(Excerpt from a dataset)

☆ ☆ ☆ ☆

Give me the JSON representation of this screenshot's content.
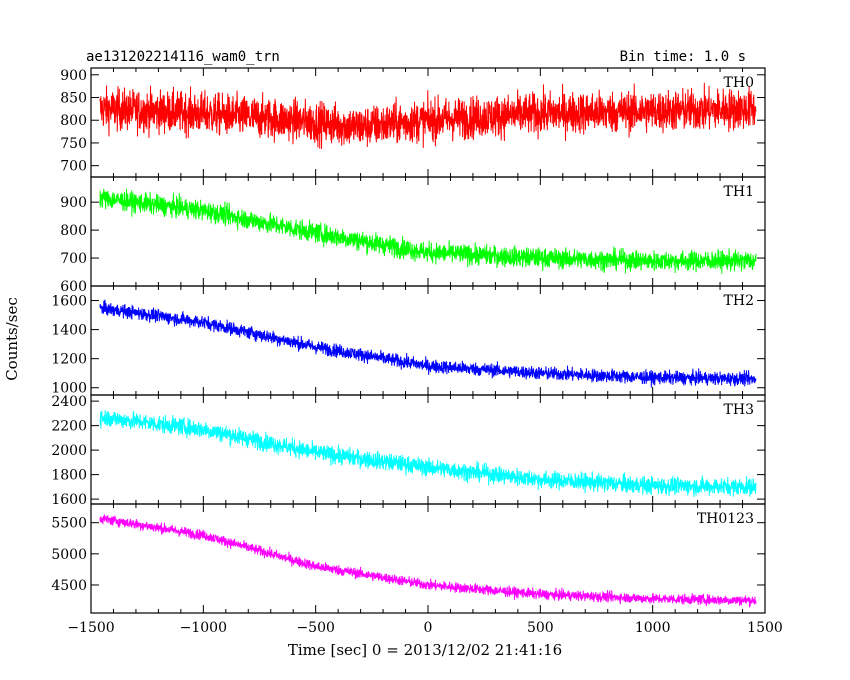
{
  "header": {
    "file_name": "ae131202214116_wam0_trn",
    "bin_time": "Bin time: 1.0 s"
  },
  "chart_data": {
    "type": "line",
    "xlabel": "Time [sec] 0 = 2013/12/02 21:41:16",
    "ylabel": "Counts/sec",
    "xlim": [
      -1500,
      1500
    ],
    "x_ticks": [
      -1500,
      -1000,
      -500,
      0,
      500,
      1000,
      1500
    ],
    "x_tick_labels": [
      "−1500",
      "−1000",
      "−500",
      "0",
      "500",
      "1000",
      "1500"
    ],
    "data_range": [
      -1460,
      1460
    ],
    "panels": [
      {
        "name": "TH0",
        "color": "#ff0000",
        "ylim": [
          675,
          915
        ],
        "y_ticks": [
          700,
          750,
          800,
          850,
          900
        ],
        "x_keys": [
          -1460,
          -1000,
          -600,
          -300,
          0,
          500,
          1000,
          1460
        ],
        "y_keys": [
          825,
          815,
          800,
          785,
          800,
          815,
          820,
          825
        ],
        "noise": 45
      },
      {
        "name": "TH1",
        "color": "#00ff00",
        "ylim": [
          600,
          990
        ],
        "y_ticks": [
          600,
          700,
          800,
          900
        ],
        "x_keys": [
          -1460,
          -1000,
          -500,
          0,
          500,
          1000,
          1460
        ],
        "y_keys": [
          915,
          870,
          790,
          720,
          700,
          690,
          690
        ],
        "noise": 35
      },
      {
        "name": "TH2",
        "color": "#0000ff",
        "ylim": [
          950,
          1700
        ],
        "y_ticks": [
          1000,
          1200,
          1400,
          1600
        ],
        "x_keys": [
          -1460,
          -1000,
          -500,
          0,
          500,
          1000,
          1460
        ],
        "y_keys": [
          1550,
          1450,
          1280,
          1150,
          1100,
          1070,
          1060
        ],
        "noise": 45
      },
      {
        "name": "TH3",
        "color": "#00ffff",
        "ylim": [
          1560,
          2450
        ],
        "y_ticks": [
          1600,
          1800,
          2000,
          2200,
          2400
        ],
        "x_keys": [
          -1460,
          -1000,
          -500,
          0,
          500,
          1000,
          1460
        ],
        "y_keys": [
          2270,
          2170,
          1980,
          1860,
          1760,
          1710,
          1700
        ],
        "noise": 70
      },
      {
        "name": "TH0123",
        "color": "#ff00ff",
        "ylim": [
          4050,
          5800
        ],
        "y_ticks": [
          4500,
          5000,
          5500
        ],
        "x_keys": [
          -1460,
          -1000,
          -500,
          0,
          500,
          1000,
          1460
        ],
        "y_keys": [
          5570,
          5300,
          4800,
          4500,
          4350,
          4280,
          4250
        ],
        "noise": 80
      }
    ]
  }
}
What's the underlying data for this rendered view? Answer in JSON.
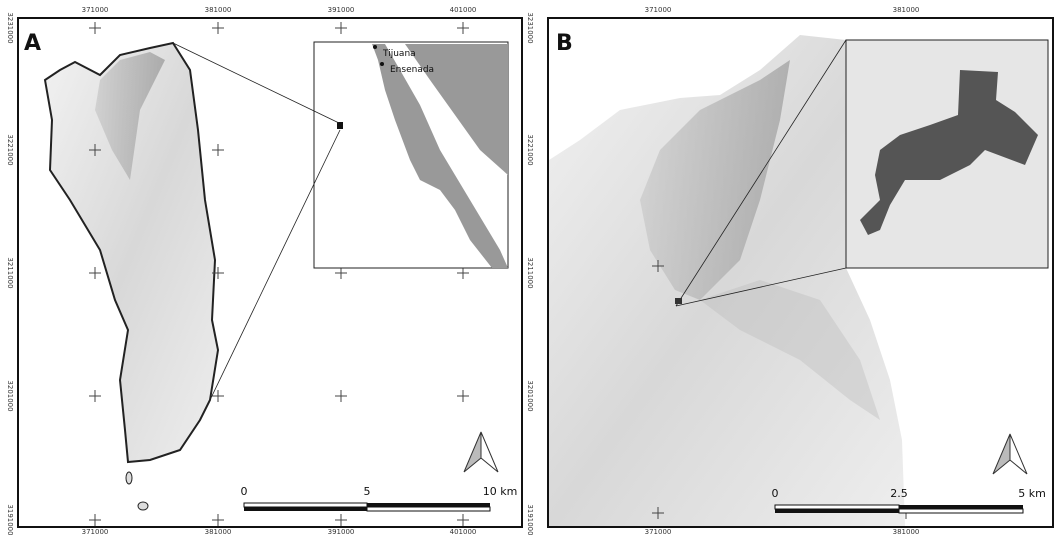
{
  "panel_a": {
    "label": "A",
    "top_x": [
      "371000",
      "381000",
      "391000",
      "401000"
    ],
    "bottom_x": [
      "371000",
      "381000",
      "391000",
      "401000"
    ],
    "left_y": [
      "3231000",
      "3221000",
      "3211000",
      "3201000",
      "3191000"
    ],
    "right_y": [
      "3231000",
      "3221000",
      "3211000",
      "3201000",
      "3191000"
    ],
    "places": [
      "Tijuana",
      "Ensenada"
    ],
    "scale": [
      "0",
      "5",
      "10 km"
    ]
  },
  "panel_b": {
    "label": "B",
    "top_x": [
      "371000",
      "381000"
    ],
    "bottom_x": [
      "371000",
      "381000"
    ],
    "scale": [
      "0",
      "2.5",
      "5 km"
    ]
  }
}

☆ ☆ ☆ ☆

**Directions**.
From the listing above, copy every line that includes the word "noise".

**Reply to the exercise**.
        "noise": 45
        "noise": 35
        "noise": 45
        "noise": 70
        "noise": 80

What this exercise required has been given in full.